*** Given entries
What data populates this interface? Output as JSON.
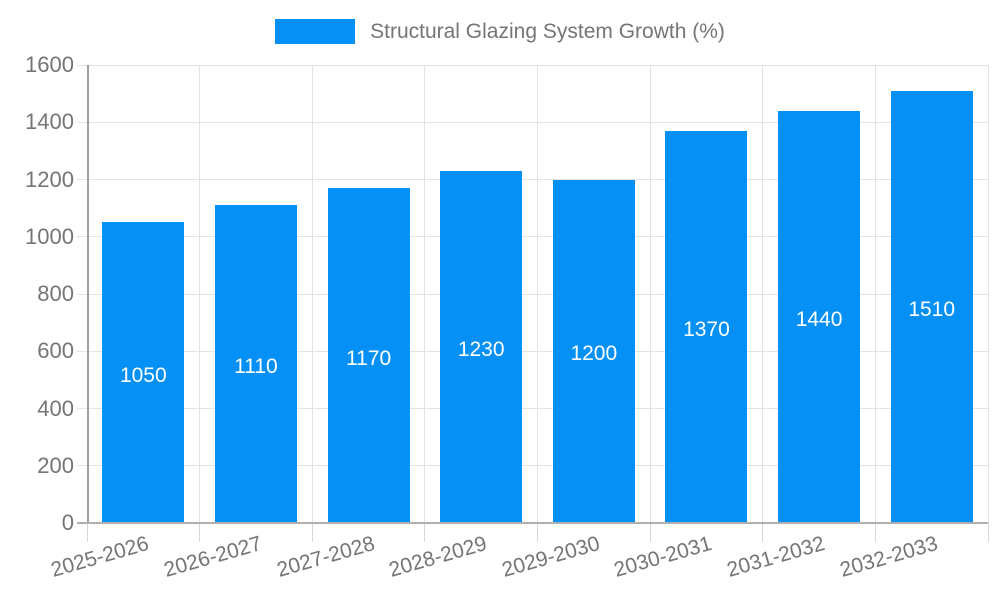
{
  "legend": {
    "label": "Structural Glazing System Growth (%)",
    "swatch_color": "#0590f5"
  },
  "chart_data": {
    "type": "bar",
    "title": "Structural Glazing System Growth (%)",
    "categories": [
      "2025-2026",
      "2026-2027",
      "2027-2028",
      "2028-2029",
      "2029-2030",
      "2030-2031",
      "2031-2032",
      "2032-2033"
    ],
    "values": [
      1050,
      1110,
      1170,
      1230,
      1200,
      1370,
      1440,
      1510
    ],
    "bar_labels": [
      "1050",
      "1110",
      "1170",
      "1230",
      "1200",
      "1370",
      "1440",
      "1510"
    ],
    "xlabel": "",
    "ylabel": "",
    "ylim": [
      0,
      1600
    ],
    "ytick_step": 200,
    "ytick_labels": [
      "0",
      "200",
      "400",
      "600",
      "800",
      "1000",
      "1200",
      "1400",
      "1600"
    ],
    "grid": true,
    "legend_position": "top-center",
    "colors": {
      "bar": "#0590f5",
      "bar_label": "#ffffff",
      "axis_text": "#757575",
      "gridline": "#e3e3e3",
      "axis_line": "#9e9e9e"
    }
  }
}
******
Transcribe the whole listing exactly. Pictures stay out of your copy.

What data populates this interface? Output as JSON.
{
  "legend": {
    "label": "Structural Glazing System Growth (%)",
    "swatch_color": "#0590f5"
  },
  "chart_data": {
    "type": "bar",
    "title": "Structural Glazing System Growth (%)",
    "categories": [
      "2025-2026",
      "2026-2027",
      "2027-2028",
      "2028-2029",
      "2029-2030",
      "2030-2031",
      "2031-2032",
      "2032-2033"
    ],
    "values": [
      1050,
      1110,
      1170,
      1230,
      1200,
      1370,
      1440,
      1510
    ],
    "bar_labels": [
      "1050",
      "1110",
      "1170",
      "1230",
      "1200",
      "1370",
      "1440",
      "1510"
    ],
    "xlabel": "",
    "ylabel": "",
    "ylim": [
      0,
      1600
    ],
    "ytick_step": 200,
    "ytick_labels": [
      "0",
      "200",
      "400",
      "600",
      "800",
      "1000",
      "1200",
      "1400",
      "1600"
    ],
    "grid": true,
    "legend_position": "top-center",
    "colors": {
      "bar": "#0590f5",
      "bar_label": "#ffffff",
      "axis_text": "#757575",
      "gridline": "#e3e3e3",
      "axis_line": "#9e9e9e"
    }
  }
}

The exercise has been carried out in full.